Required work:
An exact reproduction of the records is required, with all images left out.

Excerpted records:
---

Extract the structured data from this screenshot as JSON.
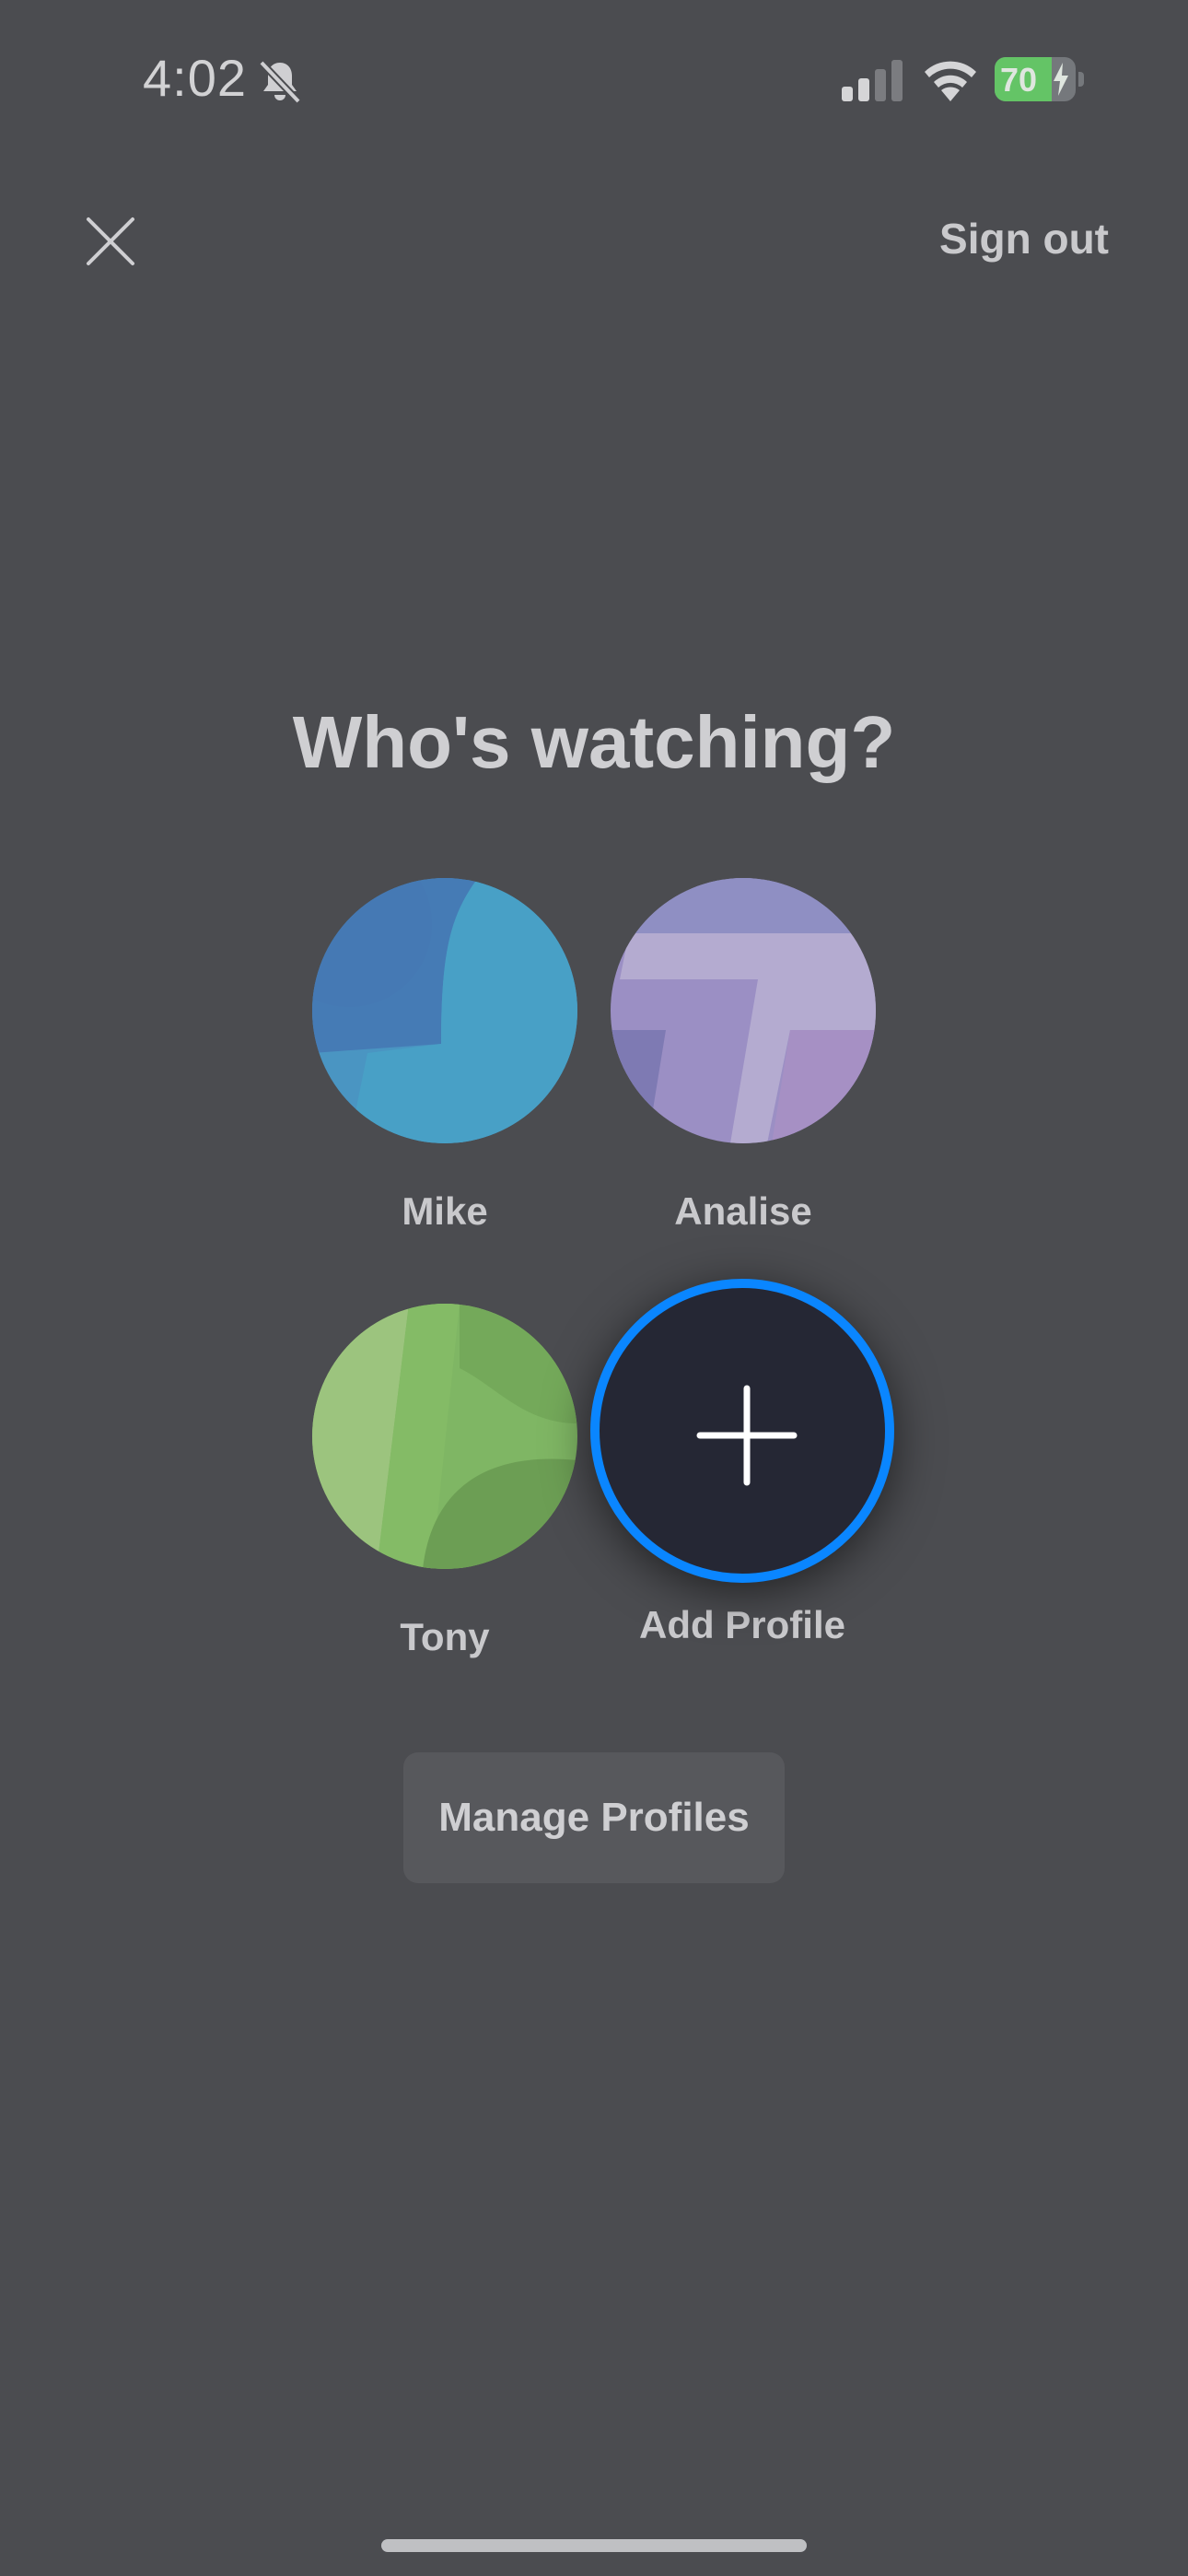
{
  "status_bar": {
    "time": "4:02",
    "battery_level": "70",
    "battery_fraction": 0.7,
    "icons": [
      "bell-slash-icon",
      "signal-icon",
      "wifi-icon",
      "battery-charging-icon"
    ]
  },
  "nav": {
    "close_icon": "close-icon",
    "sign_out_label": "Sign out"
  },
  "title": "Who's watching?",
  "profiles": [
    {
      "name": "Mike",
      "color": "#4a8fc0"
    },
    {
      "name": "Analise",
      "color": "#a59bcc"
    },
    {
      "name": "Tony",
      "color": "#7fb664"
    }
  ],
  "add_profile": {
    "label": "Add Profile",
    "icon": "plus-icon",
    "ring_color": "#0a86ff"
  },
  "manage_profiles_label": "Manage Profiles"
}
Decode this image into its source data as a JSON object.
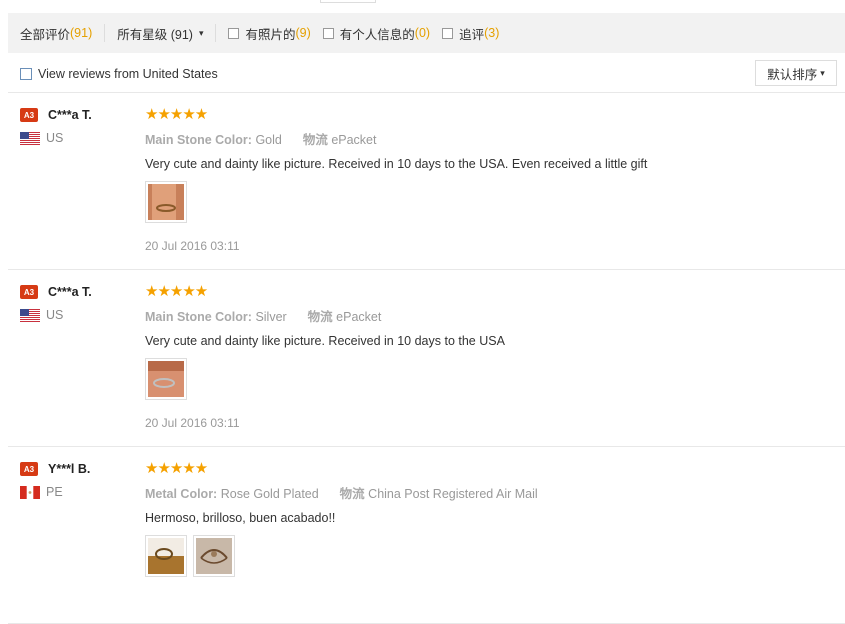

---

Result for this exercise:
Extract the structured data from this screenshot as JSON.
{
  "status_bar": {
    "time": "4:02",
    "battery_level": "70",
    "battery_fraction": 0.7,
    "icons": [
      "bell-slash-icon",
      "signal-icon",
      "wifi-icon",
      "battery-charging-icon"
    ]
  },
  "nav": {
    "close_icon": "close-icon",
    "sign_out_label": "Sign out"
  },
  "title": "Who's watching?",
  "profiles": [
    {
      "name": "Mike",
      "color": "#4a8fc0"
    },
    {
      "name": "Analise",
      "color": "#a59bcc"
    },
    {
      "name": "Tony",
      "color": "#7fb664"
    }
  ],
  "add_profile": {
    "label": "Add Profile",
    "icon": "plus-icon",
    "ring_color": "#0a86ff"
  },
  "manage_profiles_label": "Manage Profiles"
}
Decode this image into its source data as a JSON object.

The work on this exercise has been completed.